▸ What the task requires: Extract every line below that contains the word "this".

Figure data in JSON:
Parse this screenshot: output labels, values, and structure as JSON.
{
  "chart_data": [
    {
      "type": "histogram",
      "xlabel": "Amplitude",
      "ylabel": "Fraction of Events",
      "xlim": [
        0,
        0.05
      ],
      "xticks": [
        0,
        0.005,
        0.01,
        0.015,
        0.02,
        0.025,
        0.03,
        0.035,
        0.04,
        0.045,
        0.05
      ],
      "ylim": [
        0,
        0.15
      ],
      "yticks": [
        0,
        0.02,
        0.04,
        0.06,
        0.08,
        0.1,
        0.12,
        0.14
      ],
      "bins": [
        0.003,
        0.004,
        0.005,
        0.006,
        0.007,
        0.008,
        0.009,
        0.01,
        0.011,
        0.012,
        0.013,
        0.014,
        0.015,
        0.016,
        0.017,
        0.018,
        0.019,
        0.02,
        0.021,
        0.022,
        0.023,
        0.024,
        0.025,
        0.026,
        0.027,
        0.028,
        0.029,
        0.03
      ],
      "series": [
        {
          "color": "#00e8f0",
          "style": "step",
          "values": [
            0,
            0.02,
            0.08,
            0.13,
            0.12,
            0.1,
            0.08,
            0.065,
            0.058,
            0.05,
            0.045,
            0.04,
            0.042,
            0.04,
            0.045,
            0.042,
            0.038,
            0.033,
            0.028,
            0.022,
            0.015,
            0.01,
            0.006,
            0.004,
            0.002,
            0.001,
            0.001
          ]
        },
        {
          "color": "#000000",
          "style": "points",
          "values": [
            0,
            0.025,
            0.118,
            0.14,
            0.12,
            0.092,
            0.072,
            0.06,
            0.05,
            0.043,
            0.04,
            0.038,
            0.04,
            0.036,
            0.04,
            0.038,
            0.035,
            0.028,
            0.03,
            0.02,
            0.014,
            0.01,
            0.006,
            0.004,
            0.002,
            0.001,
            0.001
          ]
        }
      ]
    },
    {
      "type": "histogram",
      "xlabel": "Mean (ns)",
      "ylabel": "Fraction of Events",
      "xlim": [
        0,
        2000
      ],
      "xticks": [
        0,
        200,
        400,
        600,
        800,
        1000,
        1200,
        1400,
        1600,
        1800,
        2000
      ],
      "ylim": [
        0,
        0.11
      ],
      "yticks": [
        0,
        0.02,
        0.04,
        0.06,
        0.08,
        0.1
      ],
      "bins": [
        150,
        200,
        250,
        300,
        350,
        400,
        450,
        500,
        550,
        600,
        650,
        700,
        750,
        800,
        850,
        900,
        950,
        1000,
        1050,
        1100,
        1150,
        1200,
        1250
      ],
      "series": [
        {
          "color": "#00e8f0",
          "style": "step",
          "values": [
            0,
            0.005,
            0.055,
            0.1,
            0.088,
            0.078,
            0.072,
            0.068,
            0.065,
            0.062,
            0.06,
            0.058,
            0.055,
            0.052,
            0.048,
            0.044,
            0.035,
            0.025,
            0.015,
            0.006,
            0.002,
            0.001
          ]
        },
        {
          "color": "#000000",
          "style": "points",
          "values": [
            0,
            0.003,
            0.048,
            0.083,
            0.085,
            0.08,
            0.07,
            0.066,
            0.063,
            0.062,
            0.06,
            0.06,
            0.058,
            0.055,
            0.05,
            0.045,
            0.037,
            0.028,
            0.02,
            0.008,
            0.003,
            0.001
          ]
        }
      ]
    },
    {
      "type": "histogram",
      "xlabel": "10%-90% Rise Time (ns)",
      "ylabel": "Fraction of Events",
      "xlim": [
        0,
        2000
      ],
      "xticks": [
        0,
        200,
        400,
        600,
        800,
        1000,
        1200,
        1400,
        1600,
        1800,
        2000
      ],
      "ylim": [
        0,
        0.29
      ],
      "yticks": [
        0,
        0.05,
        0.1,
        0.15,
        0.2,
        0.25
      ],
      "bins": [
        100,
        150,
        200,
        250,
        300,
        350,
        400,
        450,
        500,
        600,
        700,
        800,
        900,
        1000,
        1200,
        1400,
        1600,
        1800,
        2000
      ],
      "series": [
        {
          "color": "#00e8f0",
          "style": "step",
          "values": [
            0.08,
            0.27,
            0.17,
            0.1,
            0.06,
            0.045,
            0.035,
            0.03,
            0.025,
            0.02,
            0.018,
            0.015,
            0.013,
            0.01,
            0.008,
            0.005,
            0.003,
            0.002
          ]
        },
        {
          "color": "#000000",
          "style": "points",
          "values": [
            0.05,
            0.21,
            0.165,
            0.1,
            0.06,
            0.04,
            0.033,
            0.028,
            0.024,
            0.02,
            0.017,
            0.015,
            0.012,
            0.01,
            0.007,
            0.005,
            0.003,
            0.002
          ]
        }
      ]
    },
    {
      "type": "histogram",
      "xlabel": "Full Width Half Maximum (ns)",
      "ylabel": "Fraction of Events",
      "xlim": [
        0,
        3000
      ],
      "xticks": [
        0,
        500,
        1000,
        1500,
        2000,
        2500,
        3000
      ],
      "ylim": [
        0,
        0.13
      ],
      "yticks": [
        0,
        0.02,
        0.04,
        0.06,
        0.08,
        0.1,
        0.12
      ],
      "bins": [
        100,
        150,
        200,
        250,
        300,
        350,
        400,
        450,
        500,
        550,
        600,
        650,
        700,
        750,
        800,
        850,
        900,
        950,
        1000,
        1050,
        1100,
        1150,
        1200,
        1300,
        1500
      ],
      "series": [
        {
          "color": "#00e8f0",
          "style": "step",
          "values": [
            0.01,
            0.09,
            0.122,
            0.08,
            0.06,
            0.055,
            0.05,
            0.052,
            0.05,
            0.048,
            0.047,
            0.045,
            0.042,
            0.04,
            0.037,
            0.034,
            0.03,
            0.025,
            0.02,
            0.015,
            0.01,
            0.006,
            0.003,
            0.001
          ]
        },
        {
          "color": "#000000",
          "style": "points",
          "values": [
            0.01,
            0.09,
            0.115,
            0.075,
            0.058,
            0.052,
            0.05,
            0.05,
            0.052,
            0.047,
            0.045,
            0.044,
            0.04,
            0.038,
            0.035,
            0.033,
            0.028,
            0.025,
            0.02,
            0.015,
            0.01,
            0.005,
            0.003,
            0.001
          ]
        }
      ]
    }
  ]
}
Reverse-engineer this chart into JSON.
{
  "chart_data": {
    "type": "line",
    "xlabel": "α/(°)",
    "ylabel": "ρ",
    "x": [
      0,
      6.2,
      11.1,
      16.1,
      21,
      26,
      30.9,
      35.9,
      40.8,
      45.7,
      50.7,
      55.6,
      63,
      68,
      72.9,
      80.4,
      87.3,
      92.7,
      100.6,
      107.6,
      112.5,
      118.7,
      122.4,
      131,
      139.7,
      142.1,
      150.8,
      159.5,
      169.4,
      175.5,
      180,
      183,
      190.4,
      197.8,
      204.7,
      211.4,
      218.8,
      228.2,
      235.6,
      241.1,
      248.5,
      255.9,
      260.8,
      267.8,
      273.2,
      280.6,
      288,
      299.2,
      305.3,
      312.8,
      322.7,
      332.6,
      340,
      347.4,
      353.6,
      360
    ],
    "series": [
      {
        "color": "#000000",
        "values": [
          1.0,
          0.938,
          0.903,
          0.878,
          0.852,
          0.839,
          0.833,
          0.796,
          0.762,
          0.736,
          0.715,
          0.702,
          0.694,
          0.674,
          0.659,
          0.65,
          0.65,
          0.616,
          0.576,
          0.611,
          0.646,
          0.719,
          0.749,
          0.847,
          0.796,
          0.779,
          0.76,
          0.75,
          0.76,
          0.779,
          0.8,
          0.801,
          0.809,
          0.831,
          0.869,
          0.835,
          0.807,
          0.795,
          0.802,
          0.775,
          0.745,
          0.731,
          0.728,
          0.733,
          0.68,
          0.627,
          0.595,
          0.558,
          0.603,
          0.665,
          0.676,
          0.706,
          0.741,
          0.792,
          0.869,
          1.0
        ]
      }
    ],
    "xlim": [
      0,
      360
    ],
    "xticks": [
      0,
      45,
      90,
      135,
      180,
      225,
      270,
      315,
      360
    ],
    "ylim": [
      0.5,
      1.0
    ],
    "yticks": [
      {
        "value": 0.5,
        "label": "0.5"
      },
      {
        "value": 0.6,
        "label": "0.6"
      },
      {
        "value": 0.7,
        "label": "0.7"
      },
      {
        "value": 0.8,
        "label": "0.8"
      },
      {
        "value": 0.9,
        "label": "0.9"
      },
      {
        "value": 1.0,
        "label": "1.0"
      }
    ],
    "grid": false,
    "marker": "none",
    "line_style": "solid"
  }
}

▸ Response to the exercise:
Parse this screenshot: output labels, values, and structure as JSON.
Reverse-engineer this chart into JSON.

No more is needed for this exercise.